Work instructions. Copy out all lines of the records in which the word "Wizard" appears.

Extracted records start

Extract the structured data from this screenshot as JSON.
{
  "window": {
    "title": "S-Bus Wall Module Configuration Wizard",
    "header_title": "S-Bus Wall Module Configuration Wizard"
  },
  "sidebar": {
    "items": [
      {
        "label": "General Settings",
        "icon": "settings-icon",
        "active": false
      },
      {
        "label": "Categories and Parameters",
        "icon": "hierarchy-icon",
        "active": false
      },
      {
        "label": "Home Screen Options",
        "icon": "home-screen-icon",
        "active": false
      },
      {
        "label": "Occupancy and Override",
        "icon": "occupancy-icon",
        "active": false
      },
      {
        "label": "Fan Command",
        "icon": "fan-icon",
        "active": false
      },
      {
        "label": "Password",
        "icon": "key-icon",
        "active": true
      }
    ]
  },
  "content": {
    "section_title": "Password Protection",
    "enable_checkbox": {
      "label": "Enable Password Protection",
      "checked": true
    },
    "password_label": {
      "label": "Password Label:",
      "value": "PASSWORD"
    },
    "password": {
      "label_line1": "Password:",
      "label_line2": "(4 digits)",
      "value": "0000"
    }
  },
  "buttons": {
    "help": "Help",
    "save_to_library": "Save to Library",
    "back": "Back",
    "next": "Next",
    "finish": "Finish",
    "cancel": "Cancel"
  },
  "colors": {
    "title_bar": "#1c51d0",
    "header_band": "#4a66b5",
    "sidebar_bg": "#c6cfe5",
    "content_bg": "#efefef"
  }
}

Extracted records end

Written response.
    "title": "S-Bus Wall Module Configuration Wizard",
    "header_title": "S-Bus Wall Module Configuration Wizard"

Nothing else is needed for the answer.